Items from a figure collection:
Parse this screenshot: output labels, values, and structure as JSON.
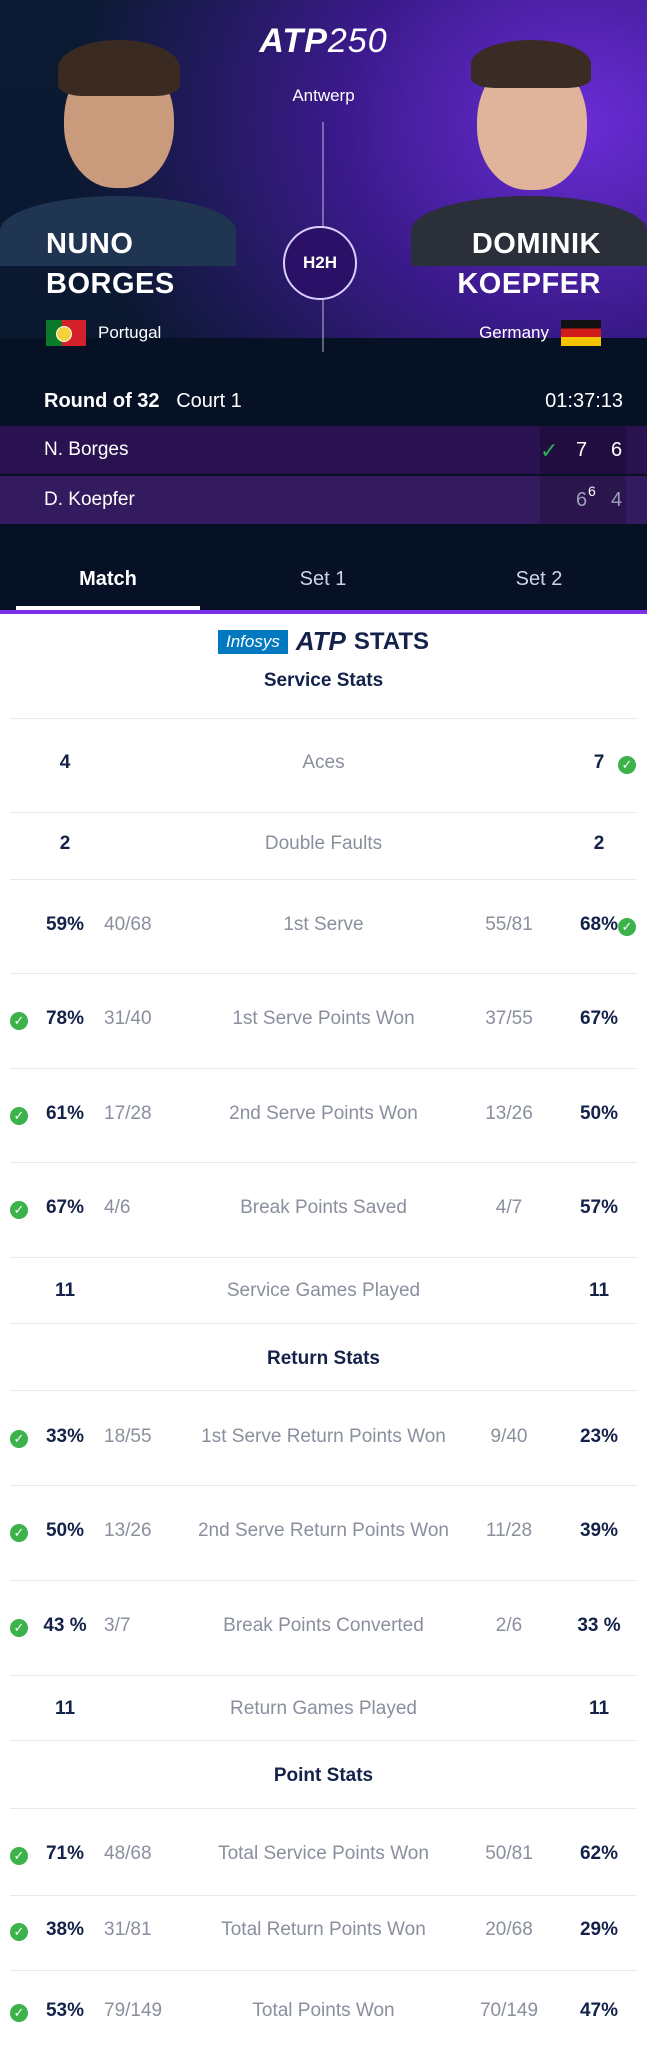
{
  "header": {
    "logo_brand": "ATP",
    "logo_num": "250",
    "tournament": "Antwerp",
    "h2h_label": "H2H"
  },
  "players": {
    "left": {
      "first": "NUNO",
      "last": "BORGES",
      "country": "Portugal",
      "flag_icon": "portugal-flag-icon"
    },
    "right": {
      "first": "DOMINIK",
      "last": "KOEPFER",
      "country": "Germany",
      "flag_icon": "germany-flag-icon"
    }
  },
  "match": {
    "round": "Round of 32",
    "court": "Court 1",
    "duration": "01:37:13",
    "rows": [
      {
        "name": "N. Borges",
        "winner": true,
        "set1": "7",
        "set2": "6",
        "set1_tb": ""
      },
      {
        "name": "D. Koepfer",
        "winner": false,
        "set1": "6",
        "set1_tb": "6",
        "set2": "4"
      }
    ]
  },
  "tabs": [
    "Match",
    "Set 1",
    "Set 2"
  ],
  "stats_logo": {
    "infosys": "Infosys",
    "atp": "ATP",
    "stats": "STATS"
  },
  "sections": {
    "service": "Service Stats",
    "return": "Return Stats",
    "point": "Point Stats"
  },
  "service_stats": [
    {
      "label": "Aces",
      "left": "4",
      "left_ratio": "",
      "right": "7",
      "right_ratio": "",
      "winner": "right"
    },
    {
      "label": "Double Faults",
      "left": "2",
      "left_ratio": "",
      "right": "2",
      "right_ratio": "",
      "winner": ""
    },
    {
      "label": "1st Serve",
      "left": "59%",
      "left_ratio": "40/68",
      "right": "68%",
      "right_ratio": "55/81",
      "winner": "right"
    },
    {
      "label": "1st Serve Points Won",
      "left": "78%",
      "left_ratio": "31/40",
      "right": "67%",
      "right_ratio": "37/55",
      "winner": "left"
    },
    {
      "label": "2nd Serve Points Won",
      "left": "61%",
      "left_ratio": "17/28",
      "right": "50%",
      "right_ratio": "13/26",
      "winner": "left"
    },
    {
      "label": "Break Points Saved",
      "left": "67%",
      "left_ratio": "4/6",
      "right": "57%",
      "right_ratio": "4/7",
      "winner": "left"
    },
    {
      "label": "Service Games Played",
      "left": "11",
      "left_ratio": "",
      "right": "11",
      "right_ratio": "",
      "winner": ""
    }
  ],
  "return_stats": [
    {
      "label": "1st Serve Return Points Won",
      "left": "33%",
      "left_ratio": "18/55",
      "right": "23%",
      "right_ratio": "9/40",
      "winner": "left"
    },
    {
      "label": "2nd Serve Return Points Won",
      "left": "50%",
      "left_ratio": "13/26",
      "right": "39%",
      "right_ratio": "11/28",
      "winner": "left"
    },
    {
      "label": "Break Points Converted",
      "left": "43 %",
      "left_ratio": "3/7",
      "right": "33 %",
      "right_ratio": "2/6",
      "winner": "left"
    },
    {
      "label": "Return Games Played",
      "left": "11",
      "left_ratio": "",
      "right": "11",
      "right_ratio": "",
      "winner": ""
    }
  ],
  "point_stats": [
    {
      "label": "Total Service Points Won",
      "left": "71%",
      "left_ratio": "48/68",
      "right": "62%",
      "right_ratio": "50/81",
      "winner": "left"
    },
    {
      "label": "Total Return Points Won",
      "left": "38%",
      "left_ratio": "31/81",
      "right": "29%",
      "right_ratio": "20/68",
      "winner": "left"
    },
    {
      "label": "Total Points Won",
      "left": "53%",
      "left_ratio": "79/149",
      "right": "47%",
      "right_ratio": "70/149",
      "winner": "left"
    }
  ],
  "colors": {
    "accent": "#7b2fe6",
    "winner_check": "#3cb34a",
    "navy": "#14224a"
  }
}
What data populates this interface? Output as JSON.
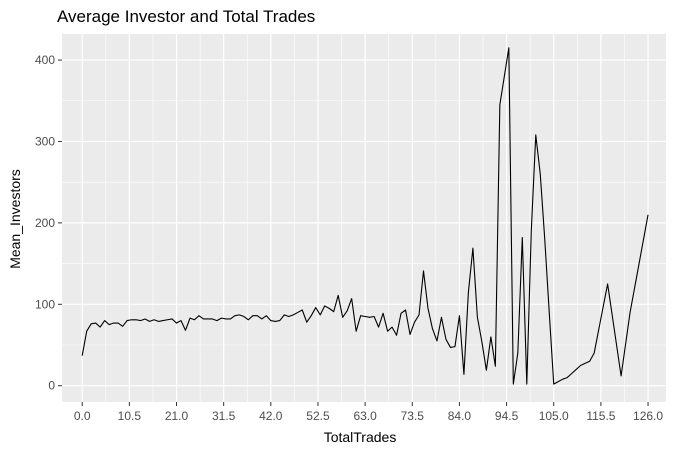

**Work instructions**
How many lines of these entries contain the string "Break"? Reply with the number alone.

**Written answer**
2